**Material for the task**
▽

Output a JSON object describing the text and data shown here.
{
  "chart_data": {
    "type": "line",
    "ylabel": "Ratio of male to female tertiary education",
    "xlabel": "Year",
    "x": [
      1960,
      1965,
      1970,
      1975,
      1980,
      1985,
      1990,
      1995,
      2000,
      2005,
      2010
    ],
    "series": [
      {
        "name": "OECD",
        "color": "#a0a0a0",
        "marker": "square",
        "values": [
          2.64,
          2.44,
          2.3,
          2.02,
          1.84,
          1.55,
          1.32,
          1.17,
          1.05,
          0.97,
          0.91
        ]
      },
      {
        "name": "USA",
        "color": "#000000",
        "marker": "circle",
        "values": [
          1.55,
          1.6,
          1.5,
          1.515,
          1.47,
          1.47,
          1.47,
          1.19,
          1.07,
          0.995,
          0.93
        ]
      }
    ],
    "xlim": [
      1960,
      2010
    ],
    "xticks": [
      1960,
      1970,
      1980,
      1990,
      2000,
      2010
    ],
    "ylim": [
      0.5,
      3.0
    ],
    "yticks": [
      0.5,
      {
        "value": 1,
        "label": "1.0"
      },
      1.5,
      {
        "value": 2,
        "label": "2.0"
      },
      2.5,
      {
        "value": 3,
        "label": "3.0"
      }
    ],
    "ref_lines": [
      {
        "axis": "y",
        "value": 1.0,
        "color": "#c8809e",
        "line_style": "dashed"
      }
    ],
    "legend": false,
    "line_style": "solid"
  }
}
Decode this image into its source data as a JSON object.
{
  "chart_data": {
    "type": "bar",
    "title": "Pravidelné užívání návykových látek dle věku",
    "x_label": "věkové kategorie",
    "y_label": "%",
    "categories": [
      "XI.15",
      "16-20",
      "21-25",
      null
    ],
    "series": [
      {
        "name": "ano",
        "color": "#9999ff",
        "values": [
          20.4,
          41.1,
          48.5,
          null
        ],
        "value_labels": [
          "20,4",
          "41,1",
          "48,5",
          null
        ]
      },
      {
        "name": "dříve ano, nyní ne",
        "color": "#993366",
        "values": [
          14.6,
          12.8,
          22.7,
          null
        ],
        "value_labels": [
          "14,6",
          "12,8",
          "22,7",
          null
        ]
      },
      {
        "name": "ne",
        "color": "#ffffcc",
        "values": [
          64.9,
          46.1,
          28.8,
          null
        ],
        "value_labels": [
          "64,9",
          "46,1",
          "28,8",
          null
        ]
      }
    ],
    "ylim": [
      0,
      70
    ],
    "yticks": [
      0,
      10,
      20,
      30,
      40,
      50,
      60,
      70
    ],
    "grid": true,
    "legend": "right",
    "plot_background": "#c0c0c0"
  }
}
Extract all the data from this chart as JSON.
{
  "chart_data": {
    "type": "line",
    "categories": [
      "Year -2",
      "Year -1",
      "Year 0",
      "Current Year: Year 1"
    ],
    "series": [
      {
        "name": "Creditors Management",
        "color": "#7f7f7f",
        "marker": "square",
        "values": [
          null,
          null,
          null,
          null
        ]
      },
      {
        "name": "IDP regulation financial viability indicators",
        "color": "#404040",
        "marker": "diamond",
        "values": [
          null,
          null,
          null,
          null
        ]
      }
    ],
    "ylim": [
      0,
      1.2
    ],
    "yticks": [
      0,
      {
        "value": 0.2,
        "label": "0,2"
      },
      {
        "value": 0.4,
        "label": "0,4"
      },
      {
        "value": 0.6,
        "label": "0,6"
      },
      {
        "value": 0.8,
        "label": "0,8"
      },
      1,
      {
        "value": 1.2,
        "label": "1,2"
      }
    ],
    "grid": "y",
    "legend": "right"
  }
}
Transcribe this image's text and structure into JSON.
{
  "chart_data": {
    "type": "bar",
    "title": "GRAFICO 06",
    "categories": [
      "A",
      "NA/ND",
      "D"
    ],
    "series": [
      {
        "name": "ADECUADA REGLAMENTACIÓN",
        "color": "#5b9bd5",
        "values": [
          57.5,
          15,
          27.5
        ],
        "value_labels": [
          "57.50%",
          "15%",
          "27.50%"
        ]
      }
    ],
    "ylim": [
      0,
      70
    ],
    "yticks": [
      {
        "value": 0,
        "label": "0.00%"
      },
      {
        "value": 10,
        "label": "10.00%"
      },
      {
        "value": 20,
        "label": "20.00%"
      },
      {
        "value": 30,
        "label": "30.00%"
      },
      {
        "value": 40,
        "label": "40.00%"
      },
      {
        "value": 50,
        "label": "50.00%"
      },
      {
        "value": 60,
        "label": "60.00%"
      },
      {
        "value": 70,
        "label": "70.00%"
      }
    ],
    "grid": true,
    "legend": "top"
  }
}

△

**Written exercise**
Gather every line from the listing above in which the word "image" appears.

**Exercise solution**
Decode this image into its source data as a JSON object.
Transcribe this image's text and structure into JSON.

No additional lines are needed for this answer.